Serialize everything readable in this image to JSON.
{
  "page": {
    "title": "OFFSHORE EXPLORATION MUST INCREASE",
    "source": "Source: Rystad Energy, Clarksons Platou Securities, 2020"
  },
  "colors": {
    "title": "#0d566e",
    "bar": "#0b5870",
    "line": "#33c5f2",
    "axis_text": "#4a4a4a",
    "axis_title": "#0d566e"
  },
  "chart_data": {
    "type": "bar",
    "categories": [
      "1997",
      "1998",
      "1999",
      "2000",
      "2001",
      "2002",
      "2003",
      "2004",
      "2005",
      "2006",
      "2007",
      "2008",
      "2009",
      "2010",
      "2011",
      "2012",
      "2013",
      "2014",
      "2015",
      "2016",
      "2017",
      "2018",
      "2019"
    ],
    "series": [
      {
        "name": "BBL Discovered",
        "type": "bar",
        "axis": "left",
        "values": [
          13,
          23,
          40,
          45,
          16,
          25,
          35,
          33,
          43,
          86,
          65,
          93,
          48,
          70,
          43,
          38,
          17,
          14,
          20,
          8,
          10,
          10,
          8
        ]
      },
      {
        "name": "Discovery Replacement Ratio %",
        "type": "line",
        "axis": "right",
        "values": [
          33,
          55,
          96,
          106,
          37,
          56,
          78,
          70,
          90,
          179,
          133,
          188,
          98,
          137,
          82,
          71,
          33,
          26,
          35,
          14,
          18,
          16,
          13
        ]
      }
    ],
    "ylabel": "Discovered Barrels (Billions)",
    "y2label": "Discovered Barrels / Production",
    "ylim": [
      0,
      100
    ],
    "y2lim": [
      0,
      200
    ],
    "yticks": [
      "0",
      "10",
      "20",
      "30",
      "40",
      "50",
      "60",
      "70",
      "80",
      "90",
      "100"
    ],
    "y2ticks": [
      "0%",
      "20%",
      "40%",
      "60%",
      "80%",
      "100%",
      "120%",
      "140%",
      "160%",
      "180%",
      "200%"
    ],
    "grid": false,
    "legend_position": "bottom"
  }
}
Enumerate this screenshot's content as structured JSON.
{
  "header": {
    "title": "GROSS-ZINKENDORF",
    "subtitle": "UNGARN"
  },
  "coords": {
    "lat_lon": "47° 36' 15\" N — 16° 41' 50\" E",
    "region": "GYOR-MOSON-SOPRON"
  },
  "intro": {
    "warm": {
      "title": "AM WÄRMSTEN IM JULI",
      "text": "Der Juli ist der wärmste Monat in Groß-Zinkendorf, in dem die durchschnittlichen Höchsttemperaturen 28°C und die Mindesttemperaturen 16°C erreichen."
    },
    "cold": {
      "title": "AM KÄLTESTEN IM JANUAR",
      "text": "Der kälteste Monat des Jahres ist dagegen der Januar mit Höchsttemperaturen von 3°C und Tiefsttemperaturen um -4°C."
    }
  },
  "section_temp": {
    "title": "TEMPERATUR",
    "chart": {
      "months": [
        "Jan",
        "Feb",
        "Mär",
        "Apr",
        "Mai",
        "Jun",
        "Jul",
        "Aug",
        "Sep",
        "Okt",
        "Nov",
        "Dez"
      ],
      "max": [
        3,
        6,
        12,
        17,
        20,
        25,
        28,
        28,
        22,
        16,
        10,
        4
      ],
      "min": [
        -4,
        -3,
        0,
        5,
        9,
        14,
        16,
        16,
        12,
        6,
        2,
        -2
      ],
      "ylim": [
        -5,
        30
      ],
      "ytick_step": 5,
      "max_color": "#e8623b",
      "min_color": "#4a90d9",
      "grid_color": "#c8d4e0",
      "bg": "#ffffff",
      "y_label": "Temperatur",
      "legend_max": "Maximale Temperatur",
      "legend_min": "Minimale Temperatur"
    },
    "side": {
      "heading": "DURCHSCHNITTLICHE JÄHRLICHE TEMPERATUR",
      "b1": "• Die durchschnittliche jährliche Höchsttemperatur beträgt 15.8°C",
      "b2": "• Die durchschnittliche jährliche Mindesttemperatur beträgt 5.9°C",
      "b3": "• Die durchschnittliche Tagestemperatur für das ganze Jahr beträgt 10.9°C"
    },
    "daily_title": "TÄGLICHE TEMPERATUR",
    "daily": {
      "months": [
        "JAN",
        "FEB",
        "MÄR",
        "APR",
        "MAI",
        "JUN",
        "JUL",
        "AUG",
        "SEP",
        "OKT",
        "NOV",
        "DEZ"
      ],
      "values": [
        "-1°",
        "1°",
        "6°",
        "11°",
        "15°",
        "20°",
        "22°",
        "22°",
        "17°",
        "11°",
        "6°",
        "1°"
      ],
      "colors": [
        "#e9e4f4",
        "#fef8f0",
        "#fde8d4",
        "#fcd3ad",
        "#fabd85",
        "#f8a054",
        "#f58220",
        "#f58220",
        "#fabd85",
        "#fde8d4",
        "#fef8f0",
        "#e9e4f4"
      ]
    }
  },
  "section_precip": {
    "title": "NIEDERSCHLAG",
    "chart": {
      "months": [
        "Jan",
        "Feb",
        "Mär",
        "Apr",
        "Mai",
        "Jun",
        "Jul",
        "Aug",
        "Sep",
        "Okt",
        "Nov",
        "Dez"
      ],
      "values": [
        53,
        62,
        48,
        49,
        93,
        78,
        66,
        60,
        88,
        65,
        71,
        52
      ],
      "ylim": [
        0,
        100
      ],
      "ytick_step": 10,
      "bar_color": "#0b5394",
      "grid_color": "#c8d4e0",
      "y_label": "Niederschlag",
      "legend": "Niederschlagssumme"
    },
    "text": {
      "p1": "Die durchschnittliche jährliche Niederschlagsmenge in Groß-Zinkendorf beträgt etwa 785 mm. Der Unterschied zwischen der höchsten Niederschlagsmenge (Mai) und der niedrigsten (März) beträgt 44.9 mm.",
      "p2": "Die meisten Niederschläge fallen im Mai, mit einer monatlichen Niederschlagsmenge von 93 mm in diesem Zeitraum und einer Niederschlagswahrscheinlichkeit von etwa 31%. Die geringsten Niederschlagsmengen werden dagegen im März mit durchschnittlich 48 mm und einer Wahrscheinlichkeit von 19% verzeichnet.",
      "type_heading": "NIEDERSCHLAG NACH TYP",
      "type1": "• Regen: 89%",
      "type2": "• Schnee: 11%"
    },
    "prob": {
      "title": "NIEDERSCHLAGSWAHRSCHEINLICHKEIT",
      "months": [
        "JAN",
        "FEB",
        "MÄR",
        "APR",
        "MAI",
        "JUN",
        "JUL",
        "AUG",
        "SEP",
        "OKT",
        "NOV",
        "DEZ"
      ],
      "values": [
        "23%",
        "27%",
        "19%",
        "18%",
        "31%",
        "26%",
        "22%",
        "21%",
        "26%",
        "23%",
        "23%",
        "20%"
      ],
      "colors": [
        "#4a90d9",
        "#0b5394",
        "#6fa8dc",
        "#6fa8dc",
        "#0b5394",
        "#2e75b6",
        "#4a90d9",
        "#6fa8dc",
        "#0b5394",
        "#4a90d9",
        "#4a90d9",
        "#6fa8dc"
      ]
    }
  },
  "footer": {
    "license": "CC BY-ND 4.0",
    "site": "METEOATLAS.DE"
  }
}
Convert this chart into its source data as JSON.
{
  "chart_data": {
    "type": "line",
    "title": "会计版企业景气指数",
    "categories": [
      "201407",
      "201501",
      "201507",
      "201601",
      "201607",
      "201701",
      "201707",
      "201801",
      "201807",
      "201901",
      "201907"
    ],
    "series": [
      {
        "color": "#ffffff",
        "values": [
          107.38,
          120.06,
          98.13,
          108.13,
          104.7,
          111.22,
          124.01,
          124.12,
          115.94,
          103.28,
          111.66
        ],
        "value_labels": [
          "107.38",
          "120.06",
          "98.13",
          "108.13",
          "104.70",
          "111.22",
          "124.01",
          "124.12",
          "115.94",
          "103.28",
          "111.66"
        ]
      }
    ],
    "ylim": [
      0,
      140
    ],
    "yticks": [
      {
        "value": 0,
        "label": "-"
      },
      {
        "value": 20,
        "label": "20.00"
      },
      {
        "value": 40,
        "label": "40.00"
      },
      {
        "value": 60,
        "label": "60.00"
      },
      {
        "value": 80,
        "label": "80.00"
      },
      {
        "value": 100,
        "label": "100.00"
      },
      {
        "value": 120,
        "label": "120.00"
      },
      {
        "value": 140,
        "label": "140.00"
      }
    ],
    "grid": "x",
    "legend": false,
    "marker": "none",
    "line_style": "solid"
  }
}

- - - - - - -

Exercise goal:
Go through the data above and find the lines with the word "name". Copy each of those lines.

Task output:
        "name": "BBL Discovered",
        "name": "Discovery Replacement Ratio %",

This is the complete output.